-- START OF Records for the task --

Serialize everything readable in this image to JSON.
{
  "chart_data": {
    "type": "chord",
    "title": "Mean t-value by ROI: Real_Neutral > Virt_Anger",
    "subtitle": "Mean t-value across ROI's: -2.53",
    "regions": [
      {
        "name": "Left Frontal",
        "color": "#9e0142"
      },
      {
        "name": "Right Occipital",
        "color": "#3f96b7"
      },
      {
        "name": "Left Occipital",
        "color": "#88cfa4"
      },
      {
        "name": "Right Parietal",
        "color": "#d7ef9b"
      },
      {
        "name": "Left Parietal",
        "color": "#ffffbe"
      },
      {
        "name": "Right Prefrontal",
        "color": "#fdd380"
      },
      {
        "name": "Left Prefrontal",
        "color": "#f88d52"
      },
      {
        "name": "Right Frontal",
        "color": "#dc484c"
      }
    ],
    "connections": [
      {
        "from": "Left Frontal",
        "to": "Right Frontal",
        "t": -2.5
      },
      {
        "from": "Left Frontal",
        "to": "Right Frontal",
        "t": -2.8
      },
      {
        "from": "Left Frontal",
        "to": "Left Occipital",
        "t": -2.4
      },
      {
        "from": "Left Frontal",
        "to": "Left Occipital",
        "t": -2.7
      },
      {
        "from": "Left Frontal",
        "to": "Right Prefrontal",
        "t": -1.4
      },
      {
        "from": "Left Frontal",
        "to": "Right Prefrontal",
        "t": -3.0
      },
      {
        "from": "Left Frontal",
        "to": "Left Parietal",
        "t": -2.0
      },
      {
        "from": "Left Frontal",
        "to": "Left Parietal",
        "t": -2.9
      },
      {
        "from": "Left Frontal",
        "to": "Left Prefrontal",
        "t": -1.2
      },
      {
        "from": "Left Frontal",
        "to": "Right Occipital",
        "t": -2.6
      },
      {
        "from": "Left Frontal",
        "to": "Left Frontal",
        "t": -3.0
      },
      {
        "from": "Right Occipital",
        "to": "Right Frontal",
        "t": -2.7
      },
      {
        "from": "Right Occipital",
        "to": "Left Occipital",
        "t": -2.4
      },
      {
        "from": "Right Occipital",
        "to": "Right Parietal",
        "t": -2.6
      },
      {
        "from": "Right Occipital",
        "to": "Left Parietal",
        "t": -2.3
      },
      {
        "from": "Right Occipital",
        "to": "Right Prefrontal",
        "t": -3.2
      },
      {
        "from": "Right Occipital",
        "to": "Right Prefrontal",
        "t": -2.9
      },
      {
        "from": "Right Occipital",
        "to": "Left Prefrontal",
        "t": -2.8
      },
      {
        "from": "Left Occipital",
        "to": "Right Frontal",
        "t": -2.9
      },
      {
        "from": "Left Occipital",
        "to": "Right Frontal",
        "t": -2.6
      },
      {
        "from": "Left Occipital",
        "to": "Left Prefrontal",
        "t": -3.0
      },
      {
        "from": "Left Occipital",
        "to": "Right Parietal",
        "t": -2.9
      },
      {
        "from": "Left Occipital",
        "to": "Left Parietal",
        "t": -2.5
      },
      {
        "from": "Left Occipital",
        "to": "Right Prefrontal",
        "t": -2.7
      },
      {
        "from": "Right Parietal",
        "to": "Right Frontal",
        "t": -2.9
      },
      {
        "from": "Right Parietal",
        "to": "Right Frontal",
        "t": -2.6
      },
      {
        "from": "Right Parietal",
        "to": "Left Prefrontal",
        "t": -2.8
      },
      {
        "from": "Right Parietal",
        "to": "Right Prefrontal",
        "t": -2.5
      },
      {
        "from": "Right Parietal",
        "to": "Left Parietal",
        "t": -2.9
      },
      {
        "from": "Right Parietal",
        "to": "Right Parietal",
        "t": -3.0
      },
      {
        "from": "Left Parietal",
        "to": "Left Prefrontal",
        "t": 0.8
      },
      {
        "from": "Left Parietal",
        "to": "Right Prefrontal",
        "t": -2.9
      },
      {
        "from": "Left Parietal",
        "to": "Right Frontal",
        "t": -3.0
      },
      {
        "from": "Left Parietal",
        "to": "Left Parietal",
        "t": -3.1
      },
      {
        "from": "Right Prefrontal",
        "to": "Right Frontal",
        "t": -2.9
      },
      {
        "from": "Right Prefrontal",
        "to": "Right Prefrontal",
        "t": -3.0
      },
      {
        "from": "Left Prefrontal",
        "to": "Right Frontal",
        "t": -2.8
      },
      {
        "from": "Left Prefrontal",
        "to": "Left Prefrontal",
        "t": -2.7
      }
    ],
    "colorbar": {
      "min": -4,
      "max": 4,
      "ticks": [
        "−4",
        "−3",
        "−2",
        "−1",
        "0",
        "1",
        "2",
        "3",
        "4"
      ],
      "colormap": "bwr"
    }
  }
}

-- END OF Records for the task --

Exercise objective: Of the lines above, how many contain the string "name"? Only the number is required.

Exercise output: 8